What the task requires —
Omit all pictures. Quote only the lines from the one with "Parse this screenshot: output" through the end of the material below.

Data excerpts —
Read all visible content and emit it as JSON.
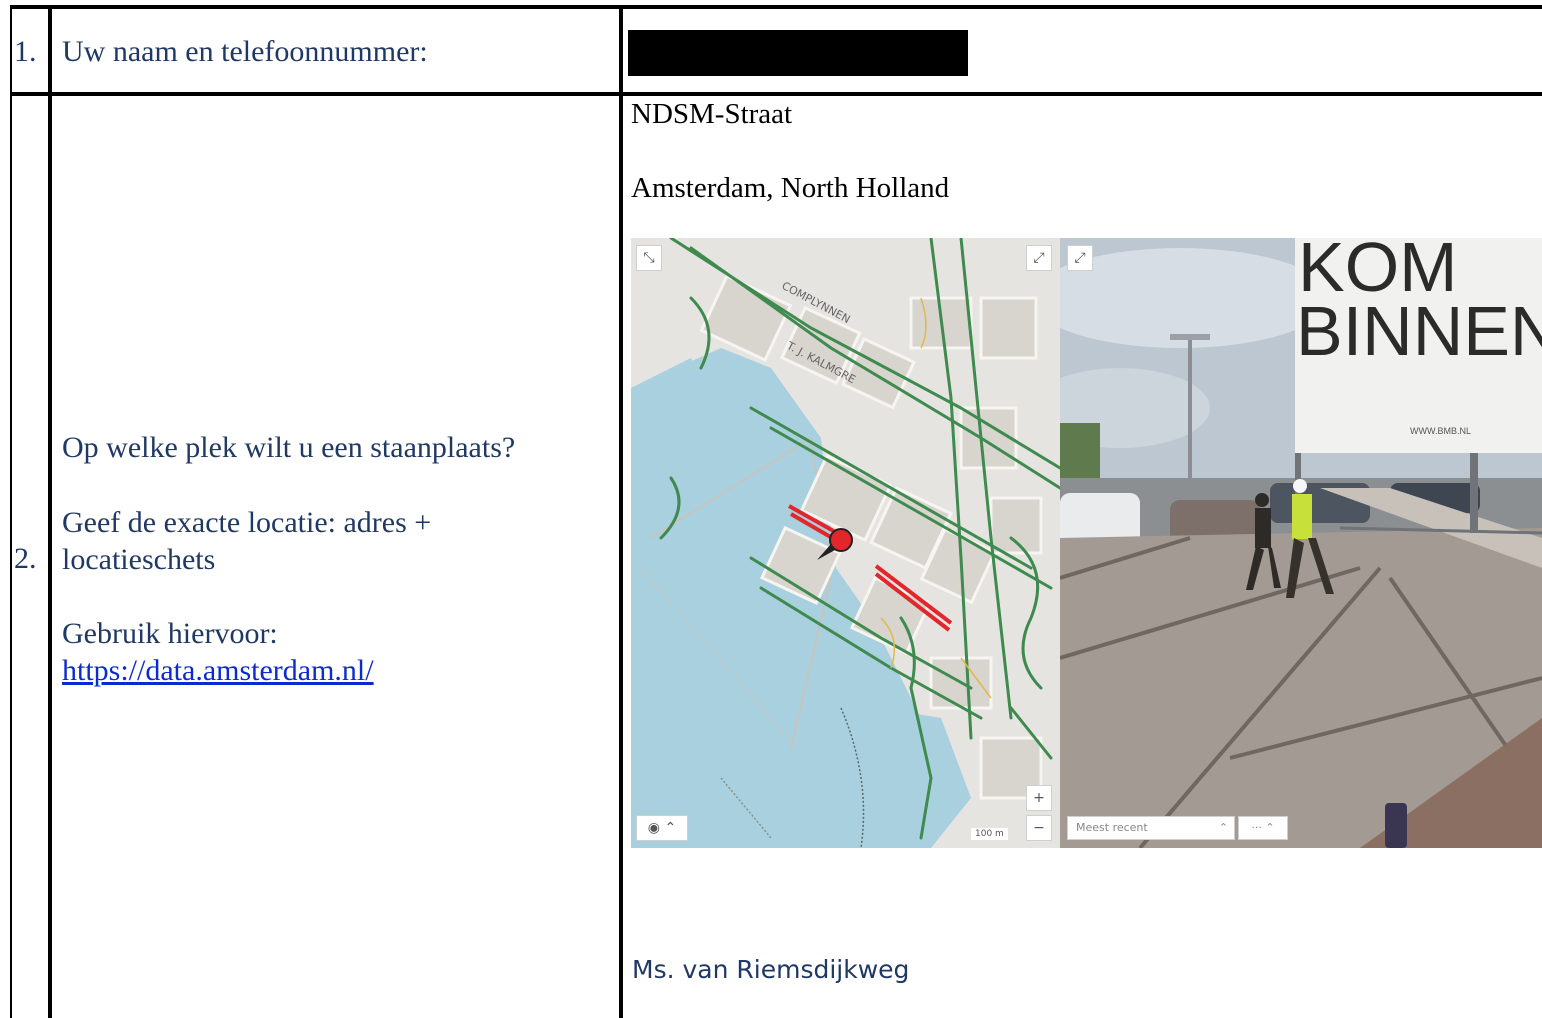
{
  "form": {
    "row1": {
      "number": "1.",
      "question": "Uw naam en telefoonnummer:"
    },
    "row2": {
      "number": "2.",
      "question_1": "Op welke plek wilt u een staanplaats?",
      "question_2a": "Geef de exacte locatie: adres +",
      "question_2b": "locatieschets",
      "question_3": "Gebruik hiervoor:",
      "link": "https://data.amsterdam.nl/"
    }
  },
  "answer": {
    "street": "NDSM-Straat",
    "city": "Amsterdam, North Holland",
    "caption": "Ms. van Riemsdijkweg"
  },
  "map": {
    "label_top": "COMPLYNNEN",
    "label_mid": "T. J. KALMGRE",
    "scale": "100 m",
    "zoom_in": "+",
    "zoom_out": "−"
  },
  "street_view": {
    "billboard_line1": "KOM",
    "billboard_line2": "BINNEN",
    "billboard_url": "WWW.BMB.NL",
    "filter_label": "Meest recent"
  },
  "colors": {
    "form_text": "#1f3864",
    "link": "#0b2bd0",
    "water": "#a9d0df",
    "route_green": "#3f8a4e",
    "route_red": "#e3262b"
  }
}
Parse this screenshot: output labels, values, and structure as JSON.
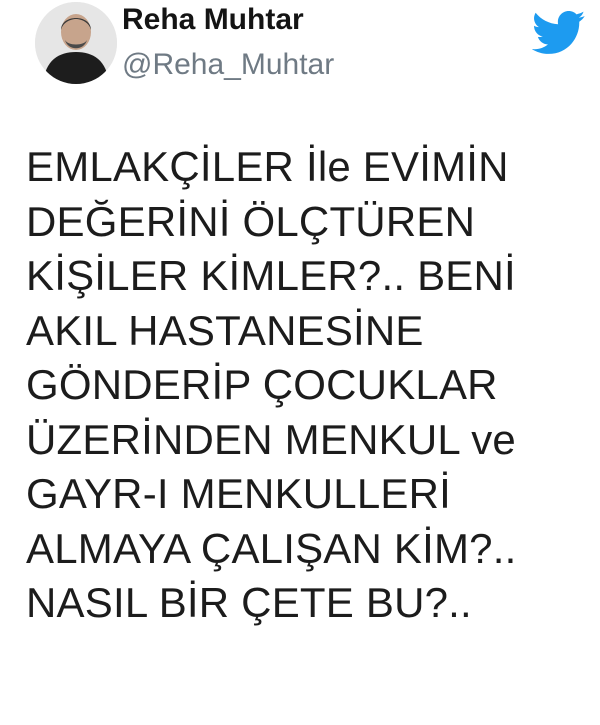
{
  "author": {
    "display_name": "Reha Muhtar",
    "handle": "@Reha_Muhtar",
    "avatar_icon": "profile-photo"
  },
  "brand": {
    "icon": "twitter-bird-icon",
    "color": "#1d9bf0"
  },
  "tweet": {
    "text": "EMLAKÇİLER İle EVİMİN\nDEĞERİNİ ÖLÇTÜREN\nKİŞİLER KİMLER?.. BENİ\nAKIL HASTANESİNE\nGÖNDERİP ÇOCUKLAR\nÜZERİNDEN MENKUL ve\nGAYR-I MENKULLERİ\nALMAYA ÇALIŞAN KİM?..\nNASIL BİR ÇETE BU?.."
  }
}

Answer in full —
Parse this screenshot: output labels, values, and structure as JSON.
{
  "author": {
    "display_name": "Reha Muhtar",
    "handle": "@Reha_Muhtar",
    "avatar_icon": "profile-photo"
  },
  "brand": {
    "icon": "twitter-bird-icon",
    "color": "#1d9bf0"
  },
  "tweet": {
    "text": "EMLAKÇİLER İle EVİMİN\nDEĞERİNİ ÖLÇTÜREN\nKİŞİLER KİMLER?.. BENİ\nAKIL HASTANESİNE\nGÖNDERİP ÇOCUKLAR\nÜZERİNDEN MENKUL ve\nGAYR-I MENKULLERİ\nALMAYA ÇALIŞAN KİM?..\nNASIL BİR ÇETE BU?.."
  }
}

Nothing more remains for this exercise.